* Aim
Everything in the listing should be restated word for word.

Extracted records:
(begin)

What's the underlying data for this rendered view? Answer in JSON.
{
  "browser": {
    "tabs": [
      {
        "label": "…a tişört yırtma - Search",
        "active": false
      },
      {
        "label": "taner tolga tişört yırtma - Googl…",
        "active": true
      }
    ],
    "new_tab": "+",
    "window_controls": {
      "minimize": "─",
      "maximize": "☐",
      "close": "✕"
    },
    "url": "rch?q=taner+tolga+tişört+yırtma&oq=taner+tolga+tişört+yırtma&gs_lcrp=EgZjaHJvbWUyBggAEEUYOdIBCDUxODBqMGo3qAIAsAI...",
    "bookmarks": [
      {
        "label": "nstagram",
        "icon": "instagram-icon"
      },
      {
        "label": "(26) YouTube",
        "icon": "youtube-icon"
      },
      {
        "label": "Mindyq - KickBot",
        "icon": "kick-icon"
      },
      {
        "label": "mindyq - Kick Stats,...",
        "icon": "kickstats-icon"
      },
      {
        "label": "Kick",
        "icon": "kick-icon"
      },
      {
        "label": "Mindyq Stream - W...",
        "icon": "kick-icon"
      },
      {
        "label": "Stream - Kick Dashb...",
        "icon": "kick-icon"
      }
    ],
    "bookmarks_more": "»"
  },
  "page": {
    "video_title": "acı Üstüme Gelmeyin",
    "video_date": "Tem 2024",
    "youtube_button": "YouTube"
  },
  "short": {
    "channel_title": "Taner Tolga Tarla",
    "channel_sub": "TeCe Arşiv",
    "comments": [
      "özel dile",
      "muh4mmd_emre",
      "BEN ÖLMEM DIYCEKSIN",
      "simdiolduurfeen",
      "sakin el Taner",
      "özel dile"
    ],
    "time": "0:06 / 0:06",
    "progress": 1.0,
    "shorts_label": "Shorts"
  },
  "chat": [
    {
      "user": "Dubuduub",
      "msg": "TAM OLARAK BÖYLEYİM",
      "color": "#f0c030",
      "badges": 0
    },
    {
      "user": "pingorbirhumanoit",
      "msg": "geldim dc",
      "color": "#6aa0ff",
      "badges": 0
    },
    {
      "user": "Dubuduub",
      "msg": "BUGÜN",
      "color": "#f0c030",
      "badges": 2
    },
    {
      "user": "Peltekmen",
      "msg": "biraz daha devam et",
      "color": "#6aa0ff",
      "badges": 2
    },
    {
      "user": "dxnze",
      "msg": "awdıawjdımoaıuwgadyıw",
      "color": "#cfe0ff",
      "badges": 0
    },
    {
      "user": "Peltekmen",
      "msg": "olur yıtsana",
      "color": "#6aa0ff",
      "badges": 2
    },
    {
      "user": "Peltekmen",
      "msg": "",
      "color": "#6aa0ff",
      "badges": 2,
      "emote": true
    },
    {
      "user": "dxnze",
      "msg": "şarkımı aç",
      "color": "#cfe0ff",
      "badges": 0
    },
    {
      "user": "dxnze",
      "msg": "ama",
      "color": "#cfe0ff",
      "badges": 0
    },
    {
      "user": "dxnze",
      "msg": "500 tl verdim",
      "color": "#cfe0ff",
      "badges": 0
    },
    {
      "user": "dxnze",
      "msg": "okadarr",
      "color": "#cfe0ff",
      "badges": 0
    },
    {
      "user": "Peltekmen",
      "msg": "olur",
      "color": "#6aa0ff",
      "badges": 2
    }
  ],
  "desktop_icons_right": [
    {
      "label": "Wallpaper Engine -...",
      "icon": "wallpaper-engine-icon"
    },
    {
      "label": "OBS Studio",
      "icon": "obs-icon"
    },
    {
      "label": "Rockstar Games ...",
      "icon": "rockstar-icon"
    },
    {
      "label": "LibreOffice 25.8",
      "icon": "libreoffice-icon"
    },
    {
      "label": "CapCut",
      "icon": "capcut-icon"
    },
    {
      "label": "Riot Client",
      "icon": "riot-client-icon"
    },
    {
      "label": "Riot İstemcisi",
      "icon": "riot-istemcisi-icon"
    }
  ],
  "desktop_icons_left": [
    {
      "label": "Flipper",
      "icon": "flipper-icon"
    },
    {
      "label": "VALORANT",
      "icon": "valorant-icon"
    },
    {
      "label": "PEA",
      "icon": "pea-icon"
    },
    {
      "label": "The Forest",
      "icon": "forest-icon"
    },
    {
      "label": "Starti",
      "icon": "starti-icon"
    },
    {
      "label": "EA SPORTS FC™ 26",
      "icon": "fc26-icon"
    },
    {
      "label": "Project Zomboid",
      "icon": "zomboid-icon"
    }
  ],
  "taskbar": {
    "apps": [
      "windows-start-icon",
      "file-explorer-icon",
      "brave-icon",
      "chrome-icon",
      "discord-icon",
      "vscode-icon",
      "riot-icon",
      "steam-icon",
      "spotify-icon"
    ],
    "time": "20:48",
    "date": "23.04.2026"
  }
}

(end)

* Correct output
What's the underlying data for this rendered view? Answer in JSON.
{
  "browser": {
    "tabs": [
      {
        "label": "…a tişört yırtma - Search",
        "active": false
      },
      {
        "label": "taner tolga tişört yırtma - Googl…",
        "active": true
      }
    ],
    "new_tab": "+",
    "window_controls": {
      "minimize": "─",
      "maximize": "☐",
      "close": "✕"
    },
    "url": "rch?q=taner+tolga+tişört+yırtma&oq=taner+tolga+tişört+yırtma&gs_lcrp=EgZjaHJvbWUyBggAEEUYOdIBCDUxODBqMGo3qAIAsAI...",
    "bookmarks": [
      {
        "label": "nstagram",
        "icon": "instagram-icon"
      },
      {
        "label": "(26) YouTube",
        "icon": "youtube-icon"
      },
      {
        "label": "Mindyq - KickBot",
        "icon": "kick-icon"
      },
      {
        "label": "mindyq - Kick Stats,...",
        "icon": "kickstats-icon"
      },
      {
        "label": "Kick",
        "icon": "kick-icon"
      },
      {
        "label": "Mindyq Stream - W...",
        "icon": "kick-icon"
      },
      {
        "label": "Stream - Kick Dashb...",
        "icon": "kick-icon"
      }
    ],
    "bookmarks_more": "»"
  },
  "page": {
    "video_title": "acı Üstüme Gelmeyin",
    "video_date": "Tem 2024",
    "youtube_button": "YouTube"
  },
  "short": {
    "channel_title": "Taner Tolga Tarla",
    "channel_sub": "TeCe Arşiv",
    "comments": [
      "özel dile",
      "muh4mmd_emre",
      "BEN ÖLMEM DIYCEKSIN",
      "simdiolduurfeen",
      "sakin el Taner",
      "özel dile"
    ],
    "time": "0:06 / 0:06",
    "progress": 1.0,
    "shorts_label": "Shorts"
  },
  "chat": [
    {
      "user": "Dubuduub",
      "msg": "TAM OLARAK BÖYLEYİM",
      "color": "#f0c030",
      "badges": 0
    },
    {
      "user": "pingorbirhumanoit",
      "msg": "geldim dc",
      "color": "#6aa0ff",
      "badges": 0
    },
    {
      "user": "Dubuduub",
      "msg": "BUGÜN",
      "color": "#f0c030",
      "badges": 2
    },
    {
      "user": "Peltekmen",
      "msg": "biraz daha devam et",
      "color": "#6aa0ff",
      "badges": 2
    },
    {
      "user": "dxnze",
      "msg": "awdıawjdımoaıuwgadyıw",
      "color": "#cfe0ff",
      "badges": 0
    },
    {
      "user": "Peltekmen",
      "msg": "olur yıtsana",
      "color": "#6aa0ff",
      "badges": 2
    },
    {
      "user": "Peltekmen",
      "msg": "",
      "color": "#6aa0ff",
      "badges": 2,
      "emote": true
    },
    {
      "user": "dxnze",
      "msg": "şarkımı aç",
      "color": "#cfe0ff",
      "badges": 0
    },
    {
      "user": "dxnze",
      "msg": "ama",
      "color": "#cfe0ff",
      "badges": 0
    },
    {
      "user": "dxnze",
      "msg": "500 tl verdim",
      "color": "#cfe0ff",
      "badges": 0
    },
    {
      "user": "dxnze",
      "msg": "okadarr",
      "color": "#cfe0ff",
      "badges": 0
    },
    {
      "user": "Peltekmen",
      "msg": "olur",
      "color": "#6aa0ff",
      "badges": 2
    }
  ],
  "desktop_icons_right": [
    {
      "label": "Wallpaper Engine -...",
      "icon": "wallpaper-engine-icon"
    },
    {
      "label": "OBS Studio",
      "icon": "obs-icon"
    },
    {
      "label": "Rockstar Games ...",
      "icon": "rockstar-icon"
    },
    {
      "label": "LibreOffice 25.8",
      "icon": "libreoffice-icon"
    },
    {
      "label": "CapCut",
      "icon": "capcut-icon"
    },
    {
      "label": "Riot Client",
      "icon": "riot-client-icon"
    },
    {
      "label": "Riot İstemcisi",
      "icon": "riot-istemcisi-icon"
    }
  ],
  "desktop_icons_left": [
    {
      "label": "Flipper",
      "icon": "flipper-icon"
    },
    {
      "label": "VALORANT",
      "icon": "valorant-icon"
    },
    {
      "label": "PEA",
      "icon": "pea-icon"
    },
    {
      "label": "The Forest",
      "icon": "forest-icon"
    },
    {
      "label": "Starti",
      "icon": "starti-icon"
    },
    {
      "label": "EA SPORTS FC™ 26",
      "icon": "fc26-icon"
    },
    {
      "label": "Project Zomboid",
      "icon": "zomboid-icon"
    }
  ],
  "taskbar": {
    "apps": [
      "windows-start-icon",
      "file-explorer-icon",
      "brave-icon",
      "chrome-icon",
      "discord-icon",
      "vscode-icon",
      "riot-icon",
      "steam-icon",
      "spotify-icon"
    ],
    "time": "20:48",
    "date": "23.04.2026"
  }
}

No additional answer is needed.